Print all entries word for word.

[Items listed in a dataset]
begin
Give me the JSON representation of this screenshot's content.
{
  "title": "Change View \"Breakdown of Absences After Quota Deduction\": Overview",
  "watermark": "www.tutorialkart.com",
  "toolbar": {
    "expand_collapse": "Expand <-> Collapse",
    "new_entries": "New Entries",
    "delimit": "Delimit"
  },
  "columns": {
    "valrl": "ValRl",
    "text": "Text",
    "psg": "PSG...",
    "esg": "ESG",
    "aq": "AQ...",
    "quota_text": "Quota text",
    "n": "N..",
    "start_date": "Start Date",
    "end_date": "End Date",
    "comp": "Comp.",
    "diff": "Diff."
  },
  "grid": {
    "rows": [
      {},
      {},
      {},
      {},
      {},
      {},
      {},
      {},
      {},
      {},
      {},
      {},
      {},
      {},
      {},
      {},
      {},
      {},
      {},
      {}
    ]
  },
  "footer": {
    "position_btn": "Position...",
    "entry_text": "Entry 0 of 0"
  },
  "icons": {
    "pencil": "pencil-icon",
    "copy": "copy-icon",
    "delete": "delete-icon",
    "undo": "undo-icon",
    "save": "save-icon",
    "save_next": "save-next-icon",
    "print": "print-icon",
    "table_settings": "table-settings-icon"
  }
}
end
PROBLEM SOLUTION:
Give me the JSON representation of this screenshot's content.
{
  "title": "Change View \"Breakdown of Absences After Quota Deduction\": Overview",
  "watermark": "www.tutorialkart.com",
  "toolbar": {
    "expand_collapse": "Expand <-> Collapse",
    "new_entries": "New Entries",
    "delimit": "Delimit"
  },
  "columns": {
    "valrl": "ValRl",
    "text": "Text",
    "psg": "PSG...",
    "esg": "ESG",
    "aq": "AQ...",
    "quota_text": "Quota text",
    "n": "N..",
    "start_date": "Start Date",
    "end_date": "End Date",
    "comp": "Comp.",
    "diff": "Diff."
  },
  "grid": {
    "rows": [
      {},
      {},
      {},
      {},
      {},
      {},
      {},
      {},
      {},
      {},
      {},
      {},
      {},
      {},
      {},
      {},
      {},
      {},
      {},
      {}
    ]
  },
  "footer": {
    "position_btn": "Position...",
    "entry_text": "Entry 0 of 0"
  },
  "icons": {
    "pencil": "pencil-icon",
    "copy": "copy-icon",
    "delete": "delete-icon",
    "undo": "undo-icon",
    "save": "save-icon",
    "save_next": "save-next-icon",
    "print": "print-icon",
    "table_settings": "table-settings-icon"
  }
}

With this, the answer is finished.